[Begin]

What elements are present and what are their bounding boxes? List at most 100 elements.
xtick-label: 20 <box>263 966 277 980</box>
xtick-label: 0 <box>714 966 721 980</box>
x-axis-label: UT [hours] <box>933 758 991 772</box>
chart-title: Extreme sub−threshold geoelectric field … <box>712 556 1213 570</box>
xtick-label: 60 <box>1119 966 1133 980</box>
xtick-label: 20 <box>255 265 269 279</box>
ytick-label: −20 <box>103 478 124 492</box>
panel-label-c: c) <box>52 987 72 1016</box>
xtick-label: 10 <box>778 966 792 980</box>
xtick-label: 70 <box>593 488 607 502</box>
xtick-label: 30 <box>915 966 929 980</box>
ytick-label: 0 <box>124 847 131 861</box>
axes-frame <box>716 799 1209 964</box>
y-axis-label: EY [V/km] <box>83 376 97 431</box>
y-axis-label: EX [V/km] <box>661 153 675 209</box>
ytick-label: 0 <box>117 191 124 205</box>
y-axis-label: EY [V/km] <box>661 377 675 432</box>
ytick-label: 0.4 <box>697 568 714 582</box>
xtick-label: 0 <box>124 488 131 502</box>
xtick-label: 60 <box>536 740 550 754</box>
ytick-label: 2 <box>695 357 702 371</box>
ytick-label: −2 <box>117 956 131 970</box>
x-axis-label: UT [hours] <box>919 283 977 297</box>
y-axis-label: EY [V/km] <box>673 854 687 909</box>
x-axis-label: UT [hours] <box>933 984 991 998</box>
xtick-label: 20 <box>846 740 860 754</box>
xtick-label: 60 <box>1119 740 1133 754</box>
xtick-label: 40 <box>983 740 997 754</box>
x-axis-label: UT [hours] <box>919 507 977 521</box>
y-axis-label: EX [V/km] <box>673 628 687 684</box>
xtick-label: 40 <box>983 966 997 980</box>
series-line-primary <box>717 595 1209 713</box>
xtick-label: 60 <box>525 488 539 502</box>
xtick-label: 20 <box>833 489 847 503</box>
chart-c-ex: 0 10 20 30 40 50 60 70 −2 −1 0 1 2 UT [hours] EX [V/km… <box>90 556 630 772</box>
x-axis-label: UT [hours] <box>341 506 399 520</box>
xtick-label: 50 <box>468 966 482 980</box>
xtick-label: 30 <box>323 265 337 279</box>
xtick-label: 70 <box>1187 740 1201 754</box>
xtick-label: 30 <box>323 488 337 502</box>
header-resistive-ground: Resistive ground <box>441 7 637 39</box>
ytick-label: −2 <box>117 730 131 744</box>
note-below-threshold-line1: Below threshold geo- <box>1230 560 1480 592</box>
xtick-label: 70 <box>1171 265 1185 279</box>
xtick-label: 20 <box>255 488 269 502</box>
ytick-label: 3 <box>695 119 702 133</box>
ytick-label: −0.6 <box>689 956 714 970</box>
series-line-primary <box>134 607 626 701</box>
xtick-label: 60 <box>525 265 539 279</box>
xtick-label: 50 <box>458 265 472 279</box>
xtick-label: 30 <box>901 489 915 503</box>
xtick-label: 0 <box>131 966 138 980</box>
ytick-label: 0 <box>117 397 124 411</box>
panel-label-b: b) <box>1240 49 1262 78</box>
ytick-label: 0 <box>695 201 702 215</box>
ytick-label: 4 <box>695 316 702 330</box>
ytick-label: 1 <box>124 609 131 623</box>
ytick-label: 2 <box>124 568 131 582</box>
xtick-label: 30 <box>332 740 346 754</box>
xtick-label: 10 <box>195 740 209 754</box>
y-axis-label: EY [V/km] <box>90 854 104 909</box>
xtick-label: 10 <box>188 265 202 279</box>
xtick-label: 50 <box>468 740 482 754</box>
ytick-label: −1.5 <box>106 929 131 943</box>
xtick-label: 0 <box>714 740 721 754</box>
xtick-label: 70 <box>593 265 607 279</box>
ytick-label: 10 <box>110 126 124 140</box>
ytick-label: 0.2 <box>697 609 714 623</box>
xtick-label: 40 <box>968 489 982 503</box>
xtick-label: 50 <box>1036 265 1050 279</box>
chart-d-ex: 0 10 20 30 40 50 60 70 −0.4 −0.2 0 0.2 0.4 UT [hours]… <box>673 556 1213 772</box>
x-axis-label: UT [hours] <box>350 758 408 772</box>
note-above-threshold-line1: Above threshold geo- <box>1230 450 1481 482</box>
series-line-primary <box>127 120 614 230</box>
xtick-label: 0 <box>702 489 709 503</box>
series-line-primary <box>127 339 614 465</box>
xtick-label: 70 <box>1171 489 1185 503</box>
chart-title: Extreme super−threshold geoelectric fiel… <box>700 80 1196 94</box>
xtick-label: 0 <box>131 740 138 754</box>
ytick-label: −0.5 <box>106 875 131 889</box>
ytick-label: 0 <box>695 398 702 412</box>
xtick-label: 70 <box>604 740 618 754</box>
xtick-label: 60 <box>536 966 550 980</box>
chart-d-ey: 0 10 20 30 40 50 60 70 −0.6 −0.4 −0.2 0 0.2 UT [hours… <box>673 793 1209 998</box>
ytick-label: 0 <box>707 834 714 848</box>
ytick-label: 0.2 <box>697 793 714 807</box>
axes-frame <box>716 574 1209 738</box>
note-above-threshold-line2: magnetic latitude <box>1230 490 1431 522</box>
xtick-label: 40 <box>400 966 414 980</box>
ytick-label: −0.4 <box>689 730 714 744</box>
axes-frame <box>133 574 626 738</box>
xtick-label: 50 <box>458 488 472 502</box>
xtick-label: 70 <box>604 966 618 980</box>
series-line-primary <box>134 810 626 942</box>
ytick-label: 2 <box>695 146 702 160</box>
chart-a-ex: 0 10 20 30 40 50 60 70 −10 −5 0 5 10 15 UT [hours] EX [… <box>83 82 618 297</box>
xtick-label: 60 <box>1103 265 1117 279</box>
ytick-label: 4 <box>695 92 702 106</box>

[End]

Which lines in the entries above contain the string "chart"? Find each one and copy it out in full, with uppercase and lowercase treated as distinct.

_Output of the exercise_.
chart-title: Extreme sub−threshold geoelectric field … <box>712 556 1213 570</box>
chart-c-ex: 0 10 20 30 40 50 60 70 −2 −1 0 1 2 UT [hours] EX [V/km… <box>90 556 630 772</box>
chart-d-ex: 0 10 20 30 40 50 60 70 −0.4 −0.2 0 0.2 0.4 UT [hours]… <box>673 556 1213 772</box>
chart-title: Extreme super−threshold geoelectric fiel… <box>700 80 1196 94</box>
chart-d-ey: 0 10 20 30 40 50 60 70 −0.6 −0.4 −0.2 0 0.2 UT [hours… <box>673 793 1209 998</box>
chart-a-ex: 0 10 20 30 40 50 60 70 −10 −5 0 5 10 15 UT [hours] EX [… <box>83 82 618 297</box>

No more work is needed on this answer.